┌──
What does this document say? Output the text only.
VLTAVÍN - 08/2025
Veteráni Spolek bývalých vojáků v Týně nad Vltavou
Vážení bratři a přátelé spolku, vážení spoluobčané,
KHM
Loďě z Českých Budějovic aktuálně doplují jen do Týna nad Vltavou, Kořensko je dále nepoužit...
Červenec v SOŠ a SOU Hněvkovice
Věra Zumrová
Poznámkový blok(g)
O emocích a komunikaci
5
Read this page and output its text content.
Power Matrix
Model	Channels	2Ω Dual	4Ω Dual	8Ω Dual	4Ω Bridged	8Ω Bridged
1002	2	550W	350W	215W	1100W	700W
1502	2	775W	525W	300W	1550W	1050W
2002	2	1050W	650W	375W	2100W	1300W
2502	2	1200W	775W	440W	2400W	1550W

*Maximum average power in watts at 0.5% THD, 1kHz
└──
EXERCISE DETAILS:
Repeat exactly the lines above from the line that contains "Read this page and output its text content." through the end. Include both of these ends; leave out everything else.

COMPLETE RESPONSE:
Read this page and output its text content.
Power Matrix
Model	Channels	2Ω Dual	4Ω Dual	8Ω Dual	4Ω Bridged	8Ω Bridged
1002	2	550W	350W	215W	1100W	700W
1502	2	775W	525W	300W	1550W	1050W
2002	2	1050W	650W	375W	2100W	1300W
2502	2	1200W	775W	440W	2400W	1550W

*Maximum average power in watts at 0.5% THD, 1kHz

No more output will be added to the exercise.